Given task.
Your task is to give the data again, exactly, with every line intact.
[Start Data for this task]
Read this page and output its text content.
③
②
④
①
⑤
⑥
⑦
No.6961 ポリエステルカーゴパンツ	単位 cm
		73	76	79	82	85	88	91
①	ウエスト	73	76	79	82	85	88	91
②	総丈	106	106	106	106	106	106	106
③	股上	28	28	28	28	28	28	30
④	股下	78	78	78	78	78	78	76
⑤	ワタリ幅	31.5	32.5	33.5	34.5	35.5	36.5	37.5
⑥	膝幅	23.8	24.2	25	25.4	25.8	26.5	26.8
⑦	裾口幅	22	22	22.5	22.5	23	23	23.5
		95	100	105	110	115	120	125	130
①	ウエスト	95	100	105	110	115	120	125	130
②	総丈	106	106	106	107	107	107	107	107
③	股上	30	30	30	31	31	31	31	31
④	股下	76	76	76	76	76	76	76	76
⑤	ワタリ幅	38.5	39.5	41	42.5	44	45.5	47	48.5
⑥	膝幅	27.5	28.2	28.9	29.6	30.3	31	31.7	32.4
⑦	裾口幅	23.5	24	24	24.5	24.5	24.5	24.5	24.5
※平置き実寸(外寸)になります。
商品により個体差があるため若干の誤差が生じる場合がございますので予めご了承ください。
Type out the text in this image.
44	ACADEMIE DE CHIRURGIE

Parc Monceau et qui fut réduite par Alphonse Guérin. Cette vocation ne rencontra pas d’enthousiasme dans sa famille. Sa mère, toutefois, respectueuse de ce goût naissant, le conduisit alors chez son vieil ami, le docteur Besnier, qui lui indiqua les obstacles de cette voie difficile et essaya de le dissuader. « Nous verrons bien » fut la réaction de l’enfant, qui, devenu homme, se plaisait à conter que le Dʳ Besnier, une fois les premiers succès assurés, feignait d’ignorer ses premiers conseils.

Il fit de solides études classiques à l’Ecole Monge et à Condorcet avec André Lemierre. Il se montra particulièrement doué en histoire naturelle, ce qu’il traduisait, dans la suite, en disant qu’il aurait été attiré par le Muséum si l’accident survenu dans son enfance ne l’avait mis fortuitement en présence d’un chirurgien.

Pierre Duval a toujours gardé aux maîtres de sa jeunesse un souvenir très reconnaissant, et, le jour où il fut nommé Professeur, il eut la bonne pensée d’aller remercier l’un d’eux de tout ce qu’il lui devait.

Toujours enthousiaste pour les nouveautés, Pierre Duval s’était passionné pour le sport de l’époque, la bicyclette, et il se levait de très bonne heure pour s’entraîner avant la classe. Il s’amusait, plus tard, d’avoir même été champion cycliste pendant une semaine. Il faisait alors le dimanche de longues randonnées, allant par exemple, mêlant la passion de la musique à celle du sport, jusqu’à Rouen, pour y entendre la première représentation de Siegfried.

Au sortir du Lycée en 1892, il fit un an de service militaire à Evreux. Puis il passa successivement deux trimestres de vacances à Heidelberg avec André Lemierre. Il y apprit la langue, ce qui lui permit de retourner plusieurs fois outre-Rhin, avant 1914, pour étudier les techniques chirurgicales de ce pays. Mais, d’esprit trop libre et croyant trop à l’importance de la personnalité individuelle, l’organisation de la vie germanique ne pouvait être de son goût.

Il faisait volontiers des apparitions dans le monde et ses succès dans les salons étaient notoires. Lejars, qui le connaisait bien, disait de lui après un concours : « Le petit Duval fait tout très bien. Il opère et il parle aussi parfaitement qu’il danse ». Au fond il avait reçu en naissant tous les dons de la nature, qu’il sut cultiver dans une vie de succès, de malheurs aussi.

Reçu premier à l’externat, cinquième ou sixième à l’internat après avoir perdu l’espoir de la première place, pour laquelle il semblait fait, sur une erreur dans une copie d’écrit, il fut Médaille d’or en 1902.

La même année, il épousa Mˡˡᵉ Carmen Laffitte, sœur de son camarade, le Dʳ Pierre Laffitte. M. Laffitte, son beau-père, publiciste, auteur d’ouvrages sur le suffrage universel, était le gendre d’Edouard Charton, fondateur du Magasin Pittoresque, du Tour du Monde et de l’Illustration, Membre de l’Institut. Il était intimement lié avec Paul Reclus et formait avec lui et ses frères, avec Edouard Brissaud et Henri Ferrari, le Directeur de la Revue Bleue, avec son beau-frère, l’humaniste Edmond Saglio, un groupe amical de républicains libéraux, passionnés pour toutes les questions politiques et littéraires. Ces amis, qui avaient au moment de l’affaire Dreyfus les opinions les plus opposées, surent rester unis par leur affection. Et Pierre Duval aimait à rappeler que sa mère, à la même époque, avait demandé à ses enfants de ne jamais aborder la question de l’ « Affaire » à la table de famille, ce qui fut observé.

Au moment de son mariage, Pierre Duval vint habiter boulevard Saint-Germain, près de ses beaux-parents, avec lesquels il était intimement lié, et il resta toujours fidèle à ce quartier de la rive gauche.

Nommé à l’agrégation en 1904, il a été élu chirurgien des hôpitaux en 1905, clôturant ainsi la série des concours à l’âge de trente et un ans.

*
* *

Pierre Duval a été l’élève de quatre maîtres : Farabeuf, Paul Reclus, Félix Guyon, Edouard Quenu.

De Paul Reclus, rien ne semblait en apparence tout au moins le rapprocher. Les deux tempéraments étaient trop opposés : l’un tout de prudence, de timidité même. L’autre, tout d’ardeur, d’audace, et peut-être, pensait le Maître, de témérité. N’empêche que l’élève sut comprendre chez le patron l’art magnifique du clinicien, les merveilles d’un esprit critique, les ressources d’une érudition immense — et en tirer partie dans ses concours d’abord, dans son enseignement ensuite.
[End Data for this task]
Worked solution.
Read this page and output its text content.
③
②
④
①
⑤
⑥
⑦
No.6961 ポリエステルカーゴパンツ	単位 cm
		73	76	79	82	85	88	91
①	ウエスト	73	76	79	82	85	88	91
②	総丈	106	106	106	106	106	106	106
③	股上	28	28	28	28	28	28	30
④	股下	78	78	78	78	78	78	76
⑤	ワタリ幅	31.5	32.5	33.5	34.5	35.5	36.5	37.5
⑥	膝幅	23.8	24.2	25	25.4	25.8	26.5	26.8
⑦	裾口幅	22	22	22.5	22.5	23	23	23.5
		95	100	105	110	115	120	125	130
①	ウエスト	95	100	105	110	115	120	125	130
②	総丈	106	106	106	107	107	107	107	107
③	股上	30	30	30	31	31	31	31	31
④	股下	76	76	76	76	76	76	76	76
⑤	ワタリ幅	38.5	39.5	41	42.5	44	45.5	47	48.5
⑥	膝幅	27.5	28.2	28.9	29.6	30.3	31	31.7	32.4
⑦	裾口幅	23.5	24	24	24.5	24.5	24.5	24.5	24.5
※平置き実寸(外寸)になります。
商品により個体差があるため若干の誤差が生じる場合がございますので予めご了承ください。
Type out the text in this image.
44	ACADEMIE DE CHIRURGIE

Parc Monceau et qui fut réduite par Alphonse Guérin. Cette vocation ne rencontra pas d’enthousiasme dans sa famille. Sa mère, toutefois, respectueuse de ce goût naissant, le conduisit alors chez son vieil ami, le docteur Besnier, qui lui indiqua les obstacles de cette voie difficile et essaya de le dissuader. « Nous verrons bien » fut la réaction de l’enfant, qui, devenu homme, se plaisait à conter que le Dʳ Besnier, une fois les premiers succès assurés, feignait d’ignorer ses premiers conseils.

Il fit de solides études classiques à l’Ecole Monge et à Condorcet avec André Lemierre. Il se montra particulièrement doué en histoire naturelle, ce qu’il traduisait, dans la suite, en disant qu’il aurait été attiré par le Muséum si l’accident survenu dans son enfance ne l’avait mis fortuitement en présence d’un chirurgien.

Pierre Duval a toujours gardé aux maîtres de sa jeunesse un souvenir très reconnaissant, et, le jour où il fut nommé Professeur, il eut la bonne pensée d’aller remercier l’un d’eux de tout ce qu’il lui devait.

Toujours enthousiaste pour les nouveautés, Pierre Duval s’était passionné pour le sport de l’époque, la bicyclette, et il se levait de très bonne heure pour s’entraîner avant la classe. Il s’amusait, plus tard, d’avoir même été champion cycliste pendant une semaine. Il faisait alors le dimanche de longues randonnées, allant par exemple, mêlant la passion de la musique à celle du sport, jusqu’à Rouen, pour y entendre la première représentation de Siegfried.

Au sortir du Lycée en 1892, il fit un an de service militaire à Evreux. Puis il passa successivement deux trimestres de vacances à Heidelberg avec André Lemierre. Il y apprit la langue, ce qui lui permit de retourner plusieurs fois outre-Rhin, avant 1914, pour étudier les techniques chirurgicales de ce pays. Mais, d’esprit trop libre et croyant trop à l’importance de la personnalité individuelle, l’organisation de la vie germanique ne pouvait être de son goût.

Il faisait volontiers des apparitions dans le monde et ses succès dans les salons étaient notoires. Lejars, qui le connaisait bien, disait de lui après un concours : « Le petit Duval fait tout très bien. Il opère et il parle aussi parfaitement qu’il danse ». Au fond il avait reçu en naissant tous les dons de la nature, qu’il sut cultiver dans une vie de succès, de malheurs aussi.

Reçu premier à l’externat, cinquième ou sixième à l’internat après avoir perdu l’espoir de la première place, pour laquelle il semblait fait, sur une erreur dans une copie d’écrit, il fut Médaille d’or en 1902.

La même année, il épousa Mˡˡᵉ Carmen Laffitte, sœur de son camarade, le Dʳ Pierre Laffitte. M. Laffitte, son beau-père, publiciste, auteur d’ouvrages sur le suffrage universel, était le gendre d’Edouard Charton, fondateur du Magasin Pittoresque, du Tour du Monde et de l’Illustration, Membre de l’Institut. Il était intimement lié avec Paul Reclus et formait avec lui et ses frères, avec Edouard Brissaud et Henri Ferrari, le Directeur de la Revue Bleue, avec son beau-frère, l’humaniste Edmond Saglio, un groupe amical de républicains libéraux, passionnés pour toutes les questions politiques et littéraires. Ces amis, qui avaient au moment de l’affaire Dreyfus les opinions les plus opposées, surent rester unis par leur affection. Et Pierre Duval aimait à rappeler que sa mère, à la même époque, avait demandé à ses enfants de ne jamais aborder la question de l’ « Affaire » à la table de famille, ce qui fut observé.

Au moment de son mariage, Pierre Duval vint habiter boulevard Saint-Germain, près de ses beaux-parents, avec lesquels il était intimement lié, et il resta toujours fidèle à ce quartier de la rive gauche.

Nommé à l’agrégation en 1904, il a été élu chirurgien des hôpitaux en 1905, clôturant ainsi la série des concours à l’âge de trente et un ans.

*
* *

Pierre Duval a été l’élève de quatre maîtres : Farabeuf, Paul Reclus, Félix Guyon, Edouard Quenu.

De Paul Reclus, rien ne semblait en apparence tout au moins le rapprocher. Les deux tempéraments étaient trop opposés : l’un tout de prudence, de timidité même. L’autre, tout d’ardeur, d’audace, et peut-être, pensait le Maître, de témérité. N’empêche que l’élève sut comprendre chez le patron l’art magnifique du clinicien, les merveilles d’un esprit critique, les ressources d’une érudition immense — et en tirer partie dans ses concours d’abord, dans son enseignement ensuite.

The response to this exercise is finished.